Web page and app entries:

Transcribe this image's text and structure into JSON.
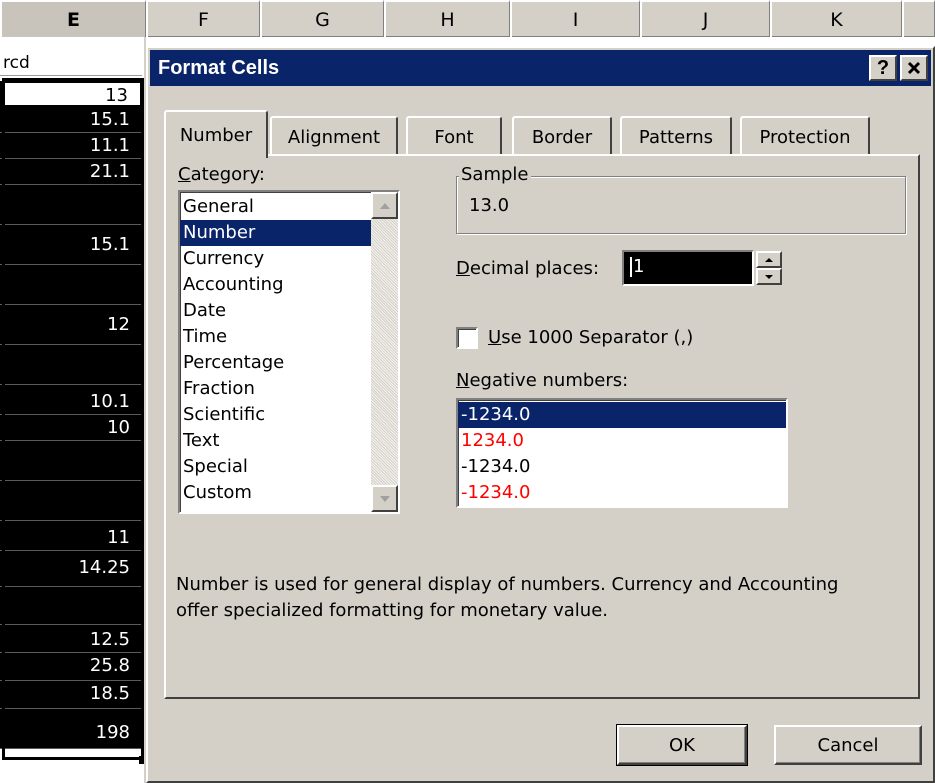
{
  "spreadsheet": {
    "columns": [
      "E",
      "F",
      "G",
      "H",
      "I",
      "J",
      "K"
    ],
    "header_cell": "rcd",
    "cells": [
      "13",
      "15.1",
      "11.1",
      "21.1",
      "",
      "15.1",
      "",
      "12",
      "",
      "10.1",
      "10",
      "",
      "",
      "11",
      "14.25",
      "",
      "12.5",
      "25.8",
      "18.5",
      "198"
    ]
  },
  "dialog": {
    "title": "Format Cells",
    "help_label": "?",
    "close_label": "✕",
    "tabs": [
      "Number",
      "Alignment",
      "Font",
      "Border",
      "Patterns",
      "Protection"
    ],
    "category_label_prefix": "",
    "category_label_hotkey": "C",
    "category_label_rest": "ategory:",
    "categories": [
      "General",
      "Number",
      "Currency",
      "Accounting",
      "Date",
      "Time",
      "Percentage",
      "Fraction",
      "Scientific",
      "Text",
      "Special",
      "Custom"
    ],
    "selected_category": "Number",
    "sample_legend": "Sample",
    "sample_value": "13.0",
    "decimal_label_hotkey": "D",
    "decimal_label_rest": "ecimal places:",
    "decimal_value": "1",
    "separator_hotkey": "U",
    "separator_rest": "se 1000 Separator (,)",
    "negative_hotkey": "N",
    "negative_rest": "egative numbers:",
    "negative_options": [
      "-1234.0",
      "1234.0",
      "-1234.0",
      "-1234.0"
    ],
    "description_line1": "Number is used for general display of numbers.  Currency and Accounting",
    "description_line2": "offer specialized formatting for monetary value.",
    "ok_label": "OK",
    "cancel_label": "Cancel"
  },
  "colors": {
    "titlebar": "#0a246a",
    "selection": "#0a246a",
    "negative_red": "#ff0000",
    "face": "#d4d0c8"
  }
}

Task statement ▸ Every record must be copied exactly, with the pictures left out.

Answer space ▸
Transcribe this image's text and structure into JSON.
{
  "spreadsheet": {
    "columns": [
      "E",
      "F",
      "G",
      "H",
      "I",
      "J",
      "K"
    ],
    "header_cell": "rcd",
    "cells": [
      "13",
      "15.1",
      "11.1",
      "21.1",
      "",
      "15.1",
      "",
      "12",
      "",
      "10.1",
      "10",
      "",
      "",
      "11",
      "14.25",
      "",
      "12.5",
      "25.8",
      "18.5",
      "198"
    ]
  },
  "dialog": {
    "title": "Format Cells",
    "help_label": "?",
    "close_label": "✕",
    "tabs": [
      "Number",
      "Alignment",
      "Font",
      "Border",
      "Patterns",
      "Protection"
    ],
    "category_label_prefix": "",
    "category_label_hotkey": "C",
    "category_label_rest": "ategory:",
    "categories": [
      "General",
      "Number",
      "Currency",
      "Accounting",
      "Date",
      "Time",
      "Percentage",
      "Fraction",
      "Scientific",
      "Text",
      "Special",
      "Custom"
    ],
    "selected_category": "Number",
    "sample_legend": "Sample",
    "sample_value": "13.0",
    "decimal_label_hotkey": "D",
    "decimal_label_rest": "ecimal places:",
    "decimal_value": "1",
    "separator_hotkey": "U",
    "separator_rest": "se 1000 Separator (,)",
    "negative_hotkey": "N",
    "negative_rest": "egative numbers:",
    "negative_options": [
      "-1234.0",
      "1234.0",
      "-1234.0",
      "-1234.0"
    ],
    "description_line1": "Number is used for general display of numbers.  Currency and Accounting",
    "description_line2": "offer specialized formatting for monetary value.",
    "ok_label": "OK",
    "cancel_label": "Cancel"
  },
  "colors": {
    "titlebar": "#0a246a",
    "selection": "#0a246a",
    "negative_red": "#ff0000",
    "face": "#d4d0c8"
  }
}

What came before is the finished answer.